→ **GIVEN INSTRUCTION**: Can you quote the records below in full, word for word?

→ **SUPPLIED DATA**:
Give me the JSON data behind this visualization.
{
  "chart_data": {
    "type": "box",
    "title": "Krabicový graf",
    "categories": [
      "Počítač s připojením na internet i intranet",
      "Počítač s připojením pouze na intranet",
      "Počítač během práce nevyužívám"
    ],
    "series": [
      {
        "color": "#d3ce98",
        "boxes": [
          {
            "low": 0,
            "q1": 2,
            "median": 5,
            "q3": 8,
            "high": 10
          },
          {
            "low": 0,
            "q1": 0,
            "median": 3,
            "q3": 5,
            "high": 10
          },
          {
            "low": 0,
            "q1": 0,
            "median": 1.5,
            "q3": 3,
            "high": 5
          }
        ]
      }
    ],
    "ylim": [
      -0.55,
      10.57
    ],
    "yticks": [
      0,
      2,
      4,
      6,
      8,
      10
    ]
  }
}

→ **EXERCISE OUTPUT**:
Give me the JSON data behind this visualization.
{
  "chart_data": {
    "type": "box",
    "title": "Krabicový graf",
    "categories": [
      "Počítač s připojením na internet i intranet",
      "Počítač s připojením pouze na intranet",
      "Počítač během práce nevyužívám"
    ],
    "series": [
      {
        "color": "#d3ce98",
        "boxes": [
          {
            "low": 0,
            "q1": 2,
            "median": 5,
            "q3": 8,
            "high": 10
          },
          {
            "low": 0,
            "q1": 0,
            "median": 3,
            "q3": 5,
            "high": 10
          },
          {
            "low": 0,
            "q1": 0,
            "median": 1.5,
            "q3": 3,
            "high": 5
          }
        ]
      }
    ],
    "ylim": [
      -0.55,
      10.57
    ],
    "yticks": [
      0,
      2,
      4,
      6,
      8,
      10
    ]
  }
}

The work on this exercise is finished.